Exercise prompt: Set the data down again, exactly as it reads, but without the pictures.

──────── Dataset rows

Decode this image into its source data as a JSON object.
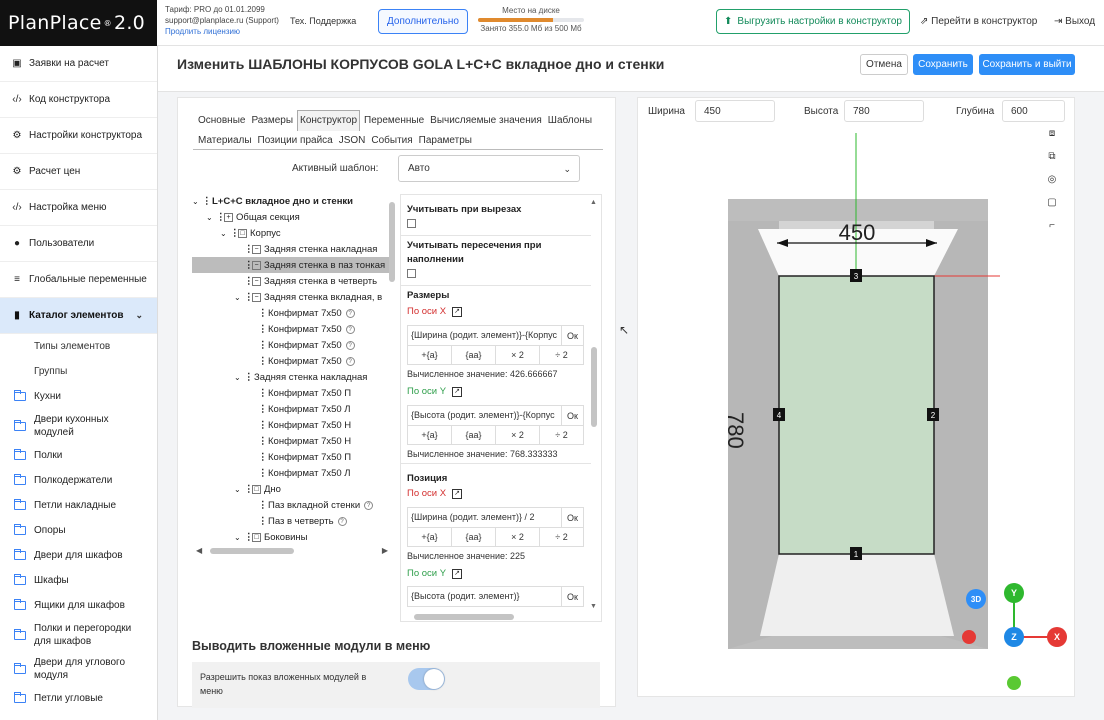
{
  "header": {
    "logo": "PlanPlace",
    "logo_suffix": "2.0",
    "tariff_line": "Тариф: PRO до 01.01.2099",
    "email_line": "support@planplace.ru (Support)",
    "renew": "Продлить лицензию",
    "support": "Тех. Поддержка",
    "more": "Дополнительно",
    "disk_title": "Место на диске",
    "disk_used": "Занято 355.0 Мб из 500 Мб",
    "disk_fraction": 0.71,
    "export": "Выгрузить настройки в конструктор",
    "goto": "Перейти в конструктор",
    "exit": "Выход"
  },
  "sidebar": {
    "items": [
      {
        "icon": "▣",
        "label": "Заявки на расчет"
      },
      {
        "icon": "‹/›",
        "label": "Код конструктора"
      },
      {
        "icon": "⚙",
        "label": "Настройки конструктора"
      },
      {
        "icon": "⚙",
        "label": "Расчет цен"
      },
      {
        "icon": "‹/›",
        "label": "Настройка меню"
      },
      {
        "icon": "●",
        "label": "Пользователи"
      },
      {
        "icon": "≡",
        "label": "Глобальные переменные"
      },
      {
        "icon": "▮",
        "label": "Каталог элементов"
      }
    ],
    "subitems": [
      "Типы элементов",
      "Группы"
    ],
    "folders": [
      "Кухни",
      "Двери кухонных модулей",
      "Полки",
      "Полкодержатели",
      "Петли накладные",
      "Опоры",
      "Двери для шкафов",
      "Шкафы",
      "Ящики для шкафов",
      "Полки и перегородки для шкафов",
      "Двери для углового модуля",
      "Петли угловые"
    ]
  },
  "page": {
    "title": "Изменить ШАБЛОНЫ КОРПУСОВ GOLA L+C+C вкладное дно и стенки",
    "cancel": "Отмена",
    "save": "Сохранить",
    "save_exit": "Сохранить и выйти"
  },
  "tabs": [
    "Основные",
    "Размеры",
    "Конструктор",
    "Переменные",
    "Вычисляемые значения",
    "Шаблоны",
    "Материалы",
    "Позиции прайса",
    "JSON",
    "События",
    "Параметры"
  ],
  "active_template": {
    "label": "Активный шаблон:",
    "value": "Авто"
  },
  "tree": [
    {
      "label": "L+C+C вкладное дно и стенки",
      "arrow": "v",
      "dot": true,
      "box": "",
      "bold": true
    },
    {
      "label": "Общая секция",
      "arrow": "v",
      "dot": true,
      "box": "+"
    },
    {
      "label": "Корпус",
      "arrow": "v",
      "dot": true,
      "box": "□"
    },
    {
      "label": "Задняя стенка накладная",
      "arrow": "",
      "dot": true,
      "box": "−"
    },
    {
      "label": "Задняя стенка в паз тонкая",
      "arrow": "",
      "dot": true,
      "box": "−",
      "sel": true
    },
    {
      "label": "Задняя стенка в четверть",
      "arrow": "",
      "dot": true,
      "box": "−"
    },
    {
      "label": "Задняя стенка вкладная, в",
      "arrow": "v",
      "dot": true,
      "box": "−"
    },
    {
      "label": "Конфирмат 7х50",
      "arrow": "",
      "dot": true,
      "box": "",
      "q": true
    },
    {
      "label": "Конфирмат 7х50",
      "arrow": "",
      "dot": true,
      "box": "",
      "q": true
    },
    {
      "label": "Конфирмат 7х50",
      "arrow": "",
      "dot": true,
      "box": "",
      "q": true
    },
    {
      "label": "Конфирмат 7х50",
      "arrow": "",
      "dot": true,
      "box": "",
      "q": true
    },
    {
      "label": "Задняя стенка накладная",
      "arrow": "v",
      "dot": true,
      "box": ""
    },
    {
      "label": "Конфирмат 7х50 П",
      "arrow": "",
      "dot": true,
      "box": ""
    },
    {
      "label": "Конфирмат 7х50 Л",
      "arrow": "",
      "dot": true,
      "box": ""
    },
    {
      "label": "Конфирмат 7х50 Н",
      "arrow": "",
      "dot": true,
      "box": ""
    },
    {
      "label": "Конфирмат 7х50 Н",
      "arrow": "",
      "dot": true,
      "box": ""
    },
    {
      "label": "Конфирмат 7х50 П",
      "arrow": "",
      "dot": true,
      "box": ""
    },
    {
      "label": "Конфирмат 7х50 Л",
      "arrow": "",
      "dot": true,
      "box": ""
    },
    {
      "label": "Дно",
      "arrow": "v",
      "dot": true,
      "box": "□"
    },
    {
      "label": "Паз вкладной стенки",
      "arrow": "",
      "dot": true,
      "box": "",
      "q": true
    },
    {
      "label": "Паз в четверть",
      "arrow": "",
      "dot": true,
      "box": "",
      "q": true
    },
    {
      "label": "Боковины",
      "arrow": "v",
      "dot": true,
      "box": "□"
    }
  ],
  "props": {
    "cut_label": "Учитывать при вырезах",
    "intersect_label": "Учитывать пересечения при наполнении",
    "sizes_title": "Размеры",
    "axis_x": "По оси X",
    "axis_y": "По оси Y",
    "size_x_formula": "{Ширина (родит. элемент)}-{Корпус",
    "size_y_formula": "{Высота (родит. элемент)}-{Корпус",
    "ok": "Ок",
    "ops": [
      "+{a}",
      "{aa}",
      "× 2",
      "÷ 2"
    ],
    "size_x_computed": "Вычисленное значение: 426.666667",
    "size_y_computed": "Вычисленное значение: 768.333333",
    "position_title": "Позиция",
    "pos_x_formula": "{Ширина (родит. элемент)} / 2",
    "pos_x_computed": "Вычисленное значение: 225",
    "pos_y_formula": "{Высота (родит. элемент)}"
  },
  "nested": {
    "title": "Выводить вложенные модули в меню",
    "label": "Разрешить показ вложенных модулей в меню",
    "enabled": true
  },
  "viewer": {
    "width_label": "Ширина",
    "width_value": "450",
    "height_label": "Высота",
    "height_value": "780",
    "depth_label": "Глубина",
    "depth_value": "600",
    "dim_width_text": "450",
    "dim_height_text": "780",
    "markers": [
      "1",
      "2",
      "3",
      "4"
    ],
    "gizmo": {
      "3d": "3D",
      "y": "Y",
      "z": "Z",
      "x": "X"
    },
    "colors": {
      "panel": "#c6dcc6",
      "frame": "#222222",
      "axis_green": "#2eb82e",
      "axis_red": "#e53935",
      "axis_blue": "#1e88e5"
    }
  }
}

────────────────

Worked answer:
Decode this image into its source data as a JSON object.
{
  "header": {
    "logo": "PlanPlace",
    "logo_suffix": "2.0",
    "tariff_line": "Тариф: PRO до 01.01.2099",
    "email_line": "support@planplace.ru (Support)",
    "renew": "Продлить лицензию",
    "support": "Тех. Поддержка",
    "more": "Дополнительно",
    "disk_title": "Место на диске",
    "disk_used": "Занято 355.0 Мб из 500 Мб",
    "disk_fraction": 0.71,
    "export": "Выгрузить настройки в конструктор",
    "goto": "Перейти в конструктор",
    "exit": "Выход"
  },
  "sidebar": {
    "items": [
      {
        "icon": "▣",
        "label": "Заявки на расчет"
      },
      {
        "icon": "‹/›",
        "label": "Код конструктора"
      },
      {
        "icon": "⚙",
        "label": "Настройки конструктора"
      },
      {
        "icon": "⚙",
        "label": "Расчет цен"
      },
      {
        "icon": "‹/›",
        "label": "Настройка меню"
      },
      {
        "icon": "●",
        "label": "Пользователи"
      },
      {
        "icon": "≡",
        "label": "Глобальные переменные"
      },
      {
        "icon": "▮",
        "label": "Каталог элементов"
      }
    ],
    "subitems": [
      "Типы элементов",
      "Группы"
    ],
    "folders": [
      "Кухни",
      "Двери кухонных модулей",
      "Полки",
      "Полкодержатели",
      "Петли накладные",
      "Опоры",
      "Двери для шкафов",
      "Шкафы",
      "Ящики для шкафов",
      "Полки и перегородки для шкафов",
      "Двери для углового модуля",
      "Петли угловые"
    ]
  },
  "page": {
    "title": "Изменить ШАБЛОНЫ КОРПУСОВ GOLA L+C+C вкладное дно и стенки",
    "cancel": "Отмена",
    "save": "Сохранить",
    "save_exit": "Сохранить и выйти"
  },
  "tabs": [
    "Основные",
    "Размеры",
    "Конструктор",
    "Переменные",
    "Вычисляемые значения",
    "Шаблоны",
    "Материалы",
    "Позиции прайса",
    "JSON",
    "События",
    "Параметры"
  ],
  "active_template": {
    "label": "Активный шаблон:",
    "value": "Авто"
  },
  "tree": [
    {
      "label": "L+C+C вкладное дно и стенки",
      "arrow": "v",
      "dot": true,
      "box": "",
      "bold": true
    },
    {
      "label": "Общая секция",
      "arrow": "v",
      "dot": true,
      "box": "+"
    },
    {
      "label": "Корпус",
      "arrow": "v",
      "dot": true,
      "box": "□"
    },
    {
      "label": "Задняя стенка накладная",
      "arrow": "",
      "dot": true,
      "box": "−"
    },
    {
      "label": "Задняя стенка в паз тонкая",
      "arrow": "",
      "dot": true,
      "box": "−",
      "sel": true
    },
    {
      "label": "Задняя стенка в четверть",
      "arrow": "",
      "dot": true,
      "box": "−"
    },
    {
      "label": "Задняя стенка вкладная, в",
      "arrow": "v",
      "dot": true,
      "box": "−"
    },
    {
      "label": "Конфирмат 7х50",
      "arrow": "",
      "dot": true,
      "box": "",
      "q": true
    },
    {
      "label": "Конфирмат 7х50",
      "arrow": "",
      "dot": true,
      "box": "",
      "q": true
    },
    {
      "label": "Конфирмат 7х50",
      "arrow": "",
      "dot": true,
      "box": "",
      "q": true
    },
    {
      "label": "Конфирмат 7х50",
      "arrow": "",
      "dot": true,
      "box": "",
      "q": true
    },
    {
      "label": "Задняя стенка накладная",
      "arrow": "v",
      "dot": true,
      "box": ""
    },
    {
      "label": "Конфирмат 7х50 П",
      "arrow": "",
      "dot": true,
      "box": ""
    },
    {
      "label": "Конфирмат 7х50 Л",
      "arrow": "",
      "dot": true,
      "box": ""
    },
    {
      "label": "Конфирмат 7х50 Н",
      "arrow": "",
      "dot": true,
      "box": ""
    },
    {
      "label": "Конфирмат 7х50 Н",
      "arrow": "",
      "dot": true,
      "box": ""
    },
    {
      "label": "Конфирмат 7х50 П",
      "arrow": "",
      "dot": true,
      "box": ""
    },
    {
      "label": "Конфирмат 7х50 Л",
      "arrow": "",
      "dot": true,
      "box": ""
    },
    {
      "label": "Дно",
      "arrow": "v",
      "dot": true,
      "box": "□"
    },
    {
      "label": "Паз вкладной стенки",
      "arrow": "",
      "dot": true,
      "box": "",
      "q": true
    },
    {
      "label": "Паз в четверть",
      "arrow": "",
      "dot": true,
      "box": "",
      "q": true
    },
    {
      "label": "Боковины",
      "arrow": "v",
      "dot": true,
      "box": "□"
    }
  ],
  "props": {
    "cut_label": "Учитывать при вырезах",
    "intersect_label": "Учитывать пересечения при наполнении",
    "sizes_title": "Размеры",
    "axis_x": "По оси X",
    "axis_y": "По оси Y",
    "size_x_formula": "{Ширина (родит. элемент)}-{Корпус",
    "size_y_formula": "{Высота (родит. элемент)}-{Корпус",
    "ok": "Ок",
    "ops": [
      "+{a}",
      "{aa}",
      "× 2",
      "÷ 2"
    ],
    "size_x_computed": "Вычисленное значение: 426.666667",
    "size_y_computed": "Вычисленное значение: 768.333333",
    "position_title": "Позиция",
    "pos_x_formula": "{Ширина (родит. элемент)} / 2",
    "pos_x_computed": "Вычисленное значение: 225",
    "pos_y_formula": "{Высота (родит. элемент)}"
  },
  "nested": {
    "title": "Выводить вложенные модули в меню",
    "label": "Разрешить показ вложенных модулей в меню",
    "enabled": true
  },
  "viewer": {
    "width_label": "Ширина",
    "width_value": "450",
    "height_label": "Высота",
    "height_value": "780",
    "depth_label": "Глубина",
    "depth_value": "600",
    "dim_width_text": "450",
    "dim_height_text": "780",
    "markers": [
      "1",
      "2",
      "3",
      "4"
    ],
    "gizmo": {
      "3d": "3D",
      "y": "Y",
      "z": "Z",
      "x": "X"
    },
    "colors": {
      "panel": "#c6dcc6",
      "frame": "#222222",
      "axis_green": "#2eb82e",
      "axis_red": "#e53935",
      "axis_blue": "#1e88e5"
    }
  }
}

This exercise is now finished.